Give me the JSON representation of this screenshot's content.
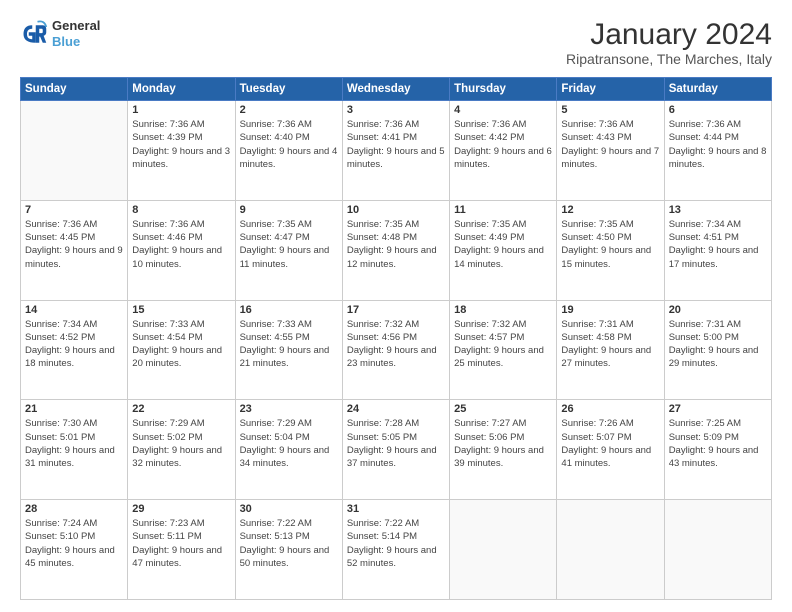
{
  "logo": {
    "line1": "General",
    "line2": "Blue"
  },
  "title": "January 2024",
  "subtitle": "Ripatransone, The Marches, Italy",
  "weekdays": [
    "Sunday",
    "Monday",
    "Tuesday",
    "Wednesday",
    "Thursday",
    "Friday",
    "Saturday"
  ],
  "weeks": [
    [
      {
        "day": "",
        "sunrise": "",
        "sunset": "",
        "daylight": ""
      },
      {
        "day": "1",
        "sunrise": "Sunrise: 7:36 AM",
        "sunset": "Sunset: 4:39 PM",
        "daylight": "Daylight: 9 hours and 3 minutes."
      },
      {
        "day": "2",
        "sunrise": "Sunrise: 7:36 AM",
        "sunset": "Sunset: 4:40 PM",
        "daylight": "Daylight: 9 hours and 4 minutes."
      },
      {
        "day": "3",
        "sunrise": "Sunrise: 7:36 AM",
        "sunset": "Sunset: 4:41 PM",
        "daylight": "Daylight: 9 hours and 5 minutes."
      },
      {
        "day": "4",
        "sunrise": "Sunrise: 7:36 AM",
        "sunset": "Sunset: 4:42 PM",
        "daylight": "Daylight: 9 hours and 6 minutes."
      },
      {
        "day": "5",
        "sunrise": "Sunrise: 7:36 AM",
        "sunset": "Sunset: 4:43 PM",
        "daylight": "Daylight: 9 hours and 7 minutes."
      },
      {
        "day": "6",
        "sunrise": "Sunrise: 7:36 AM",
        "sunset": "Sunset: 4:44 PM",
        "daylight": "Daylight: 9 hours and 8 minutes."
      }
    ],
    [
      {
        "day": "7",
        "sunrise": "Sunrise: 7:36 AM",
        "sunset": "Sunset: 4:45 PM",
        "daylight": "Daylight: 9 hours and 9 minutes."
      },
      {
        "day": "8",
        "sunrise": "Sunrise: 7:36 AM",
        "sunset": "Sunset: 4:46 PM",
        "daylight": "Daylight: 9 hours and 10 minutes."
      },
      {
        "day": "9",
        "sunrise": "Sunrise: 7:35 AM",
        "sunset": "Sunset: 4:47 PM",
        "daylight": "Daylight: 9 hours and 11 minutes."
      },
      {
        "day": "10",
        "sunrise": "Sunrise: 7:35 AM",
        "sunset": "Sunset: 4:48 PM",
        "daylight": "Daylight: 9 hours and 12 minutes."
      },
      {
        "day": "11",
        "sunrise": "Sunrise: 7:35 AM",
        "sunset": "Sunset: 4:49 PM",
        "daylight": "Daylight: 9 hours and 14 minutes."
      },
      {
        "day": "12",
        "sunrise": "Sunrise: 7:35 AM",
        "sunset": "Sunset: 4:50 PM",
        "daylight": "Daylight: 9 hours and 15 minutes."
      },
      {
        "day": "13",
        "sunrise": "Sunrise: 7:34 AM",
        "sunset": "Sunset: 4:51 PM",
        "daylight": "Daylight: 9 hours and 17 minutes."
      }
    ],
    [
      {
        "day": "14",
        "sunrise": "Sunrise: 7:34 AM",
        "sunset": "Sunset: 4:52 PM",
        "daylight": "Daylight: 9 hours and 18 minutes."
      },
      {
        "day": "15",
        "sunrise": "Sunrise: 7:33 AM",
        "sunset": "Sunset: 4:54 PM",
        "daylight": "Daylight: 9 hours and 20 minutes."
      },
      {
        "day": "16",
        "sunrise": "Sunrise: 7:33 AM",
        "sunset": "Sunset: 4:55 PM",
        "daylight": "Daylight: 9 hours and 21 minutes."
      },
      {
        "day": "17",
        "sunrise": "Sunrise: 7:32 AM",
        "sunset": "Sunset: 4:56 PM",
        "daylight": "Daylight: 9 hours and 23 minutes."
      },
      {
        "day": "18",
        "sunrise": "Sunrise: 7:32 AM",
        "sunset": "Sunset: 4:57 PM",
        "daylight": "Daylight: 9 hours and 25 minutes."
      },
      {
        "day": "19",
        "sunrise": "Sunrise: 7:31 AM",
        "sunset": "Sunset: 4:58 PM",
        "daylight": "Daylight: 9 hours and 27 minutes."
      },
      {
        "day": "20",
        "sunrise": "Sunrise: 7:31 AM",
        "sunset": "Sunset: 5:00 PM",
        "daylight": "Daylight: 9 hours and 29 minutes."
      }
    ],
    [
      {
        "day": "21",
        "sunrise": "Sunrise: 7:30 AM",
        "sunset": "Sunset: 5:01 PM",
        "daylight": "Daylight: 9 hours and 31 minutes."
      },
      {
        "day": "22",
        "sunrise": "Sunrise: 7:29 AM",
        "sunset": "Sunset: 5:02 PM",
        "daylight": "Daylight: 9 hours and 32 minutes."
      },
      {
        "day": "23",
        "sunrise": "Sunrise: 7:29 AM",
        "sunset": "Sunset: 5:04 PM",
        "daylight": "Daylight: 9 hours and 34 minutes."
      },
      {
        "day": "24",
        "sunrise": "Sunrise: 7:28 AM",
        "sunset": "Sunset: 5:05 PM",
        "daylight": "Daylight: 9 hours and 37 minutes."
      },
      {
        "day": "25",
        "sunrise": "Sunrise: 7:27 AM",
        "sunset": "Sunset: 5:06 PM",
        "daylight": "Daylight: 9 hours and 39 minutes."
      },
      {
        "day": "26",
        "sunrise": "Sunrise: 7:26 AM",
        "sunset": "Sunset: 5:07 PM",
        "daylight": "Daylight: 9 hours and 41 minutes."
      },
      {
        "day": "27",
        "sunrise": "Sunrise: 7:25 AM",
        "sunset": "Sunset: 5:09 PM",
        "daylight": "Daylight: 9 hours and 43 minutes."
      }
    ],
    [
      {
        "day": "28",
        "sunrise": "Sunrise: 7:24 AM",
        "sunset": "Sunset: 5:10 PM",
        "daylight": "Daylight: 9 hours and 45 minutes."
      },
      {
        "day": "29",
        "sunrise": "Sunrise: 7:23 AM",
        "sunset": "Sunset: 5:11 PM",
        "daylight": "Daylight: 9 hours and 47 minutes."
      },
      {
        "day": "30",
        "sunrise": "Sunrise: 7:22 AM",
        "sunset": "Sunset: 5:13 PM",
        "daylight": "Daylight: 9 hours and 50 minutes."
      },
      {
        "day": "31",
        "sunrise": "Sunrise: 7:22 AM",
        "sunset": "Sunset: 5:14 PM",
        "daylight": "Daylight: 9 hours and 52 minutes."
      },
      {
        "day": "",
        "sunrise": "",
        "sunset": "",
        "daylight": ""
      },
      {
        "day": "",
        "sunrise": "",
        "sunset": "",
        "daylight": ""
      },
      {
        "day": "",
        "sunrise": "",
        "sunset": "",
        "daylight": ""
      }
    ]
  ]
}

* * *

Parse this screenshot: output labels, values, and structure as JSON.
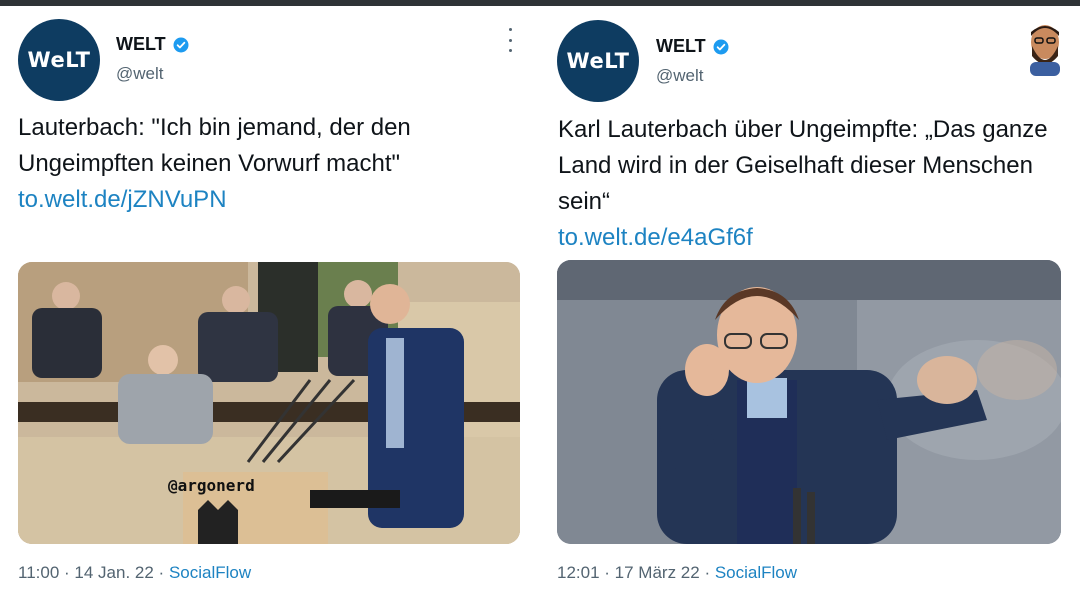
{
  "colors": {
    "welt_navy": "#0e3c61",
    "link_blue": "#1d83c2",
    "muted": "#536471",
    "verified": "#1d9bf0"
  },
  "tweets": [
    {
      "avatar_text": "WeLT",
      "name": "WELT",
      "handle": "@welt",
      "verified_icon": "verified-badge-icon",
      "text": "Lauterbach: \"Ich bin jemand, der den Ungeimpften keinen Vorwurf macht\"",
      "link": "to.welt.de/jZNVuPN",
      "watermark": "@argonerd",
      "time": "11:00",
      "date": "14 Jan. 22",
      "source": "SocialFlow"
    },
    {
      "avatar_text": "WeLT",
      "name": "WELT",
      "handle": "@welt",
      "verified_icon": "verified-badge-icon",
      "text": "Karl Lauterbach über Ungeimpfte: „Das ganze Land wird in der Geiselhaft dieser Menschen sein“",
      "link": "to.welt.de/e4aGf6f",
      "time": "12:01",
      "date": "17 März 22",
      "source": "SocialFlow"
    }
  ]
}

--

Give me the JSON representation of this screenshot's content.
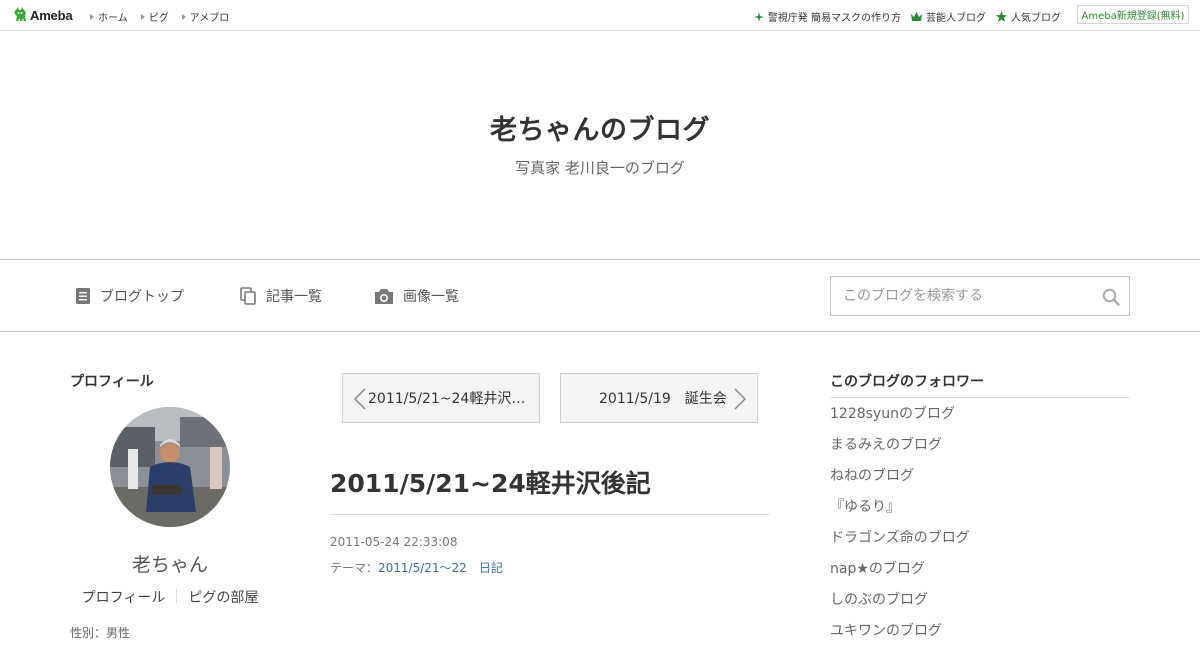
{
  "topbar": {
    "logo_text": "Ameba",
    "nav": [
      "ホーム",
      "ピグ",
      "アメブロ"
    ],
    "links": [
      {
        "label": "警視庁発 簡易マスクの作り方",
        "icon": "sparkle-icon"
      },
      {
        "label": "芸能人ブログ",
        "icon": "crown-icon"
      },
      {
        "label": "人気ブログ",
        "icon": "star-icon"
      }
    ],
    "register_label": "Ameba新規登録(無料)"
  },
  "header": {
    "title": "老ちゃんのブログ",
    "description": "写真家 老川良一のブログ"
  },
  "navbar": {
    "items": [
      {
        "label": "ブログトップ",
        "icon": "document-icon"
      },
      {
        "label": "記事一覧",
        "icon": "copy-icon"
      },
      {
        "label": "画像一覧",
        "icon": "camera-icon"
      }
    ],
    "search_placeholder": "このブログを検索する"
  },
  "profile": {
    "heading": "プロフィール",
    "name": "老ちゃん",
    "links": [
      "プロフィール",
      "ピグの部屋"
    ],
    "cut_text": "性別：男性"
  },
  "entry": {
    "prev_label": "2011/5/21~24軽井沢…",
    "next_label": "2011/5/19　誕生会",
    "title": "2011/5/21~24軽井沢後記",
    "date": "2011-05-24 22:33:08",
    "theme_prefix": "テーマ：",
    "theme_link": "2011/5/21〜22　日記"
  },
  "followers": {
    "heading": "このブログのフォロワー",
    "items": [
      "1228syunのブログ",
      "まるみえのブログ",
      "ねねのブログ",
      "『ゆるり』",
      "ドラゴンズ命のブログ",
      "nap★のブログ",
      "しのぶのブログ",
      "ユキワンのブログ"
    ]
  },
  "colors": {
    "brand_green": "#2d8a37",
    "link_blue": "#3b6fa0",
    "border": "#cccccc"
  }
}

Objective: Which lines of the material contain the string "date"? List each of them.

Written reply:
      "date": "14 Jan. 22",
      "date": "17 März 22",
    "date": "2011-05-24 22:33:08",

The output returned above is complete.